= PROBLEM DETAILS =
Print the listing below in its entirety, character for character.

==============================

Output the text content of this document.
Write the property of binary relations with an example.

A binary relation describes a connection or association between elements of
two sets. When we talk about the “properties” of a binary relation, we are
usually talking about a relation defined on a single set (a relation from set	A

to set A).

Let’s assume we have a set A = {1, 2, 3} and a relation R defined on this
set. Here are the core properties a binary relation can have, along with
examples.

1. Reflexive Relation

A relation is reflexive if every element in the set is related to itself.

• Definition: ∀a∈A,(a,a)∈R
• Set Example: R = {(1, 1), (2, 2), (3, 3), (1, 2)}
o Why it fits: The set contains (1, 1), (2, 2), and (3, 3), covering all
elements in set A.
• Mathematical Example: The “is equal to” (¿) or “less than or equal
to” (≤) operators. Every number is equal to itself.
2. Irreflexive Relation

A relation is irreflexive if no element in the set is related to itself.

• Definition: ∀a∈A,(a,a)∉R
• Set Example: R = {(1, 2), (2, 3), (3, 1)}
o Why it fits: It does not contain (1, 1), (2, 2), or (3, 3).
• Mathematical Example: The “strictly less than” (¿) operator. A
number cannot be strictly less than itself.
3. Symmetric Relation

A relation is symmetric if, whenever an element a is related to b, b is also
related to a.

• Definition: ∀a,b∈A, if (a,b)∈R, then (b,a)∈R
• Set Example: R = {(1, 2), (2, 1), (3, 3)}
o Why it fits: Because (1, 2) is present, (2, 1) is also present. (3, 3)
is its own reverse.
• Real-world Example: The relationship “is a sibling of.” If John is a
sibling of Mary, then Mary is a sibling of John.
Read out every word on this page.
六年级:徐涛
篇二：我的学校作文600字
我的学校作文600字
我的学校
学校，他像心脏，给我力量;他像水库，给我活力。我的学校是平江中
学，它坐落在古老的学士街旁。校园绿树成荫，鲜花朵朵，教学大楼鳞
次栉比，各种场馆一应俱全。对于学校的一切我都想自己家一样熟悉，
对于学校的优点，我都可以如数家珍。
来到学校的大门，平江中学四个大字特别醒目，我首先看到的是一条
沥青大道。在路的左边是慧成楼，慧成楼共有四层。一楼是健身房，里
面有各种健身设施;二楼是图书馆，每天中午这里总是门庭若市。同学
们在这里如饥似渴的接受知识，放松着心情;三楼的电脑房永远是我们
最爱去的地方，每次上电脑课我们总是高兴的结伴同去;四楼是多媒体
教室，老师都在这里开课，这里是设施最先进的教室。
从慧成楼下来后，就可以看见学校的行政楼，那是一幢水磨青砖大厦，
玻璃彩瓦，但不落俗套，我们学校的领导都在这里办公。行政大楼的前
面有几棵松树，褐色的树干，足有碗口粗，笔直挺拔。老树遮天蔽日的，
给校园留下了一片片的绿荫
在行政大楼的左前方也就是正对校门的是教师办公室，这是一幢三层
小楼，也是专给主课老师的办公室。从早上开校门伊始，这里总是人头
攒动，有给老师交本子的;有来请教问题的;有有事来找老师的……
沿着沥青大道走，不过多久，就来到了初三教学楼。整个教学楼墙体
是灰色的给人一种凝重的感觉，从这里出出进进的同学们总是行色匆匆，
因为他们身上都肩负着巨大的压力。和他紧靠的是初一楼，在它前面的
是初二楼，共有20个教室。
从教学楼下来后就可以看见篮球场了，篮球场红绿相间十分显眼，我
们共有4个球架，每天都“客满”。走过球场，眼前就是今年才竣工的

==============================

= RESPONSE TO THIS EXERCISE =
Output the text content of this document.
Write the property of binary relations with an example.

A binary relation describes a connection or association between elements of
two sets. When we talk about the “properties” of a binary relation, we are
usually talking about a relation defined on a single set (a relation from set	A

to set A).

Let’s assume we have a set A = {1, 2, 3} and a relation R defined on this
set. Here are the core properties a binary relation can have, along with
examples.

1. Reflexive Relation

A relation is reflexive if every element in the set is related to itself.

• Definition: ∀a∈A,(a,a)∈R
• Set Example: R = {(1, 1), (2, 2), (3, 3), (1, 2)}
o Why it fits: The set contains (1, 1), (2, 2), and (3, 3), covering all
elements in set A.
• Mathematical Example: The “is equal to” (¿) or “less than or equal
to” (≤) operators. Every number is equal to itself.
2. Irreflexive Relation

A relation is irreflexive if no element in the set is related to itself.

• Definition: ∀a∈A,(a,a)∉R
• Set Example: R = {(1, 2), (2, 3), (3, 1)}
o Why it fits: It does not contain (1, 1), (2, 2), or (3, 3).
• Mathematical Example: The “strictly less than” (¿) operator. A
number cannot be strictly less than itself.
3. Symmetric Relation

A relation is symmetric if, whenever an element a is related to b, b is also
related to a.

• Definition: ∀a,b∈A, if (a,b)∈R, then (b,a)∈R
• Set Example: R = {(1, 2), (2, 1), (3, 3)}
o Why it fits: Because (1, 2) is present, (2, 1) is also present. (3, 3)
is its own reverse.
• Real-world Example: The relationship “is a sibling of.” If John is a
sibling of Mary, then Mary is a sibling of John.
Read out every word on this page.
六年级:徐涛
篇二：我的学校作文600字
我的学校作文600字
我的学校
学校，他像心脏，给我力量;他像水库，给我活力。我的学校是平江中
学，它坐落在古老的学士街旁。校园绿树成荫，鲜花朵朵，教学大楼鳞
次栉比，各种场馆一应俱全。对于学校的一切我都想自己家一样熟悉，
对于学校的优点，我都可以如数家珍。
来到学校的大门，平江中学四个大字特别醒目，我首先看到的是一条
沥青大道。在路的左边是慧成楼，慧成楼共有四层。一楼是健身房，里
面有各种健身设施;二楼是图书馆，每天中午这里总是门庭若市。同学
们在这里如饥似渴的接受知识，放松着心情;三楼的电脑房永远是我们
最爱去的地方，每次上电脑课我们总是高兴的结伴同去;四楼是多媒体
教室，老师都在这里开课，这里是设施最先进的教室。
从慧成楼下来后，就可以看见学校的行政楼，那是一幢水磨青砖大厦，
玻璃彩瓦，但不落俗套，我们学校的领导都在这里办公。行政大楼的前
面有几棵松树，褐色的树干，足有碗口粗，笔直挺拔。老树遮天蔽日的，
给校园留下了一片片的绿荫
在行政大楼的左前方也就是正对校门的是教师办公室，这是一幢三层
小楼，也是专给主课老师的办公室。从早上开校门伊始，这里总是人头
攒动，有给老师交本子的;有来请教问题的;有有事来找老师的……
沿着沥青大道走，不过多久，就来到了初三教学楼。整个教学楼墙体
是灰色的给人一种凝重的感觉，从这里出出进进的同学们总是行色匆匆，
因为他们身上都肩负着巨大的压力。和他紧靠的是初一楼，在它前面的
是初二楼，共有20个教室。
从教学楼下来后就可以看见篮球场了，篮球场红绿相间十分显眼，我
们共有4个球架，每天都“客满”。走过球场，眼前就是今年才竣工的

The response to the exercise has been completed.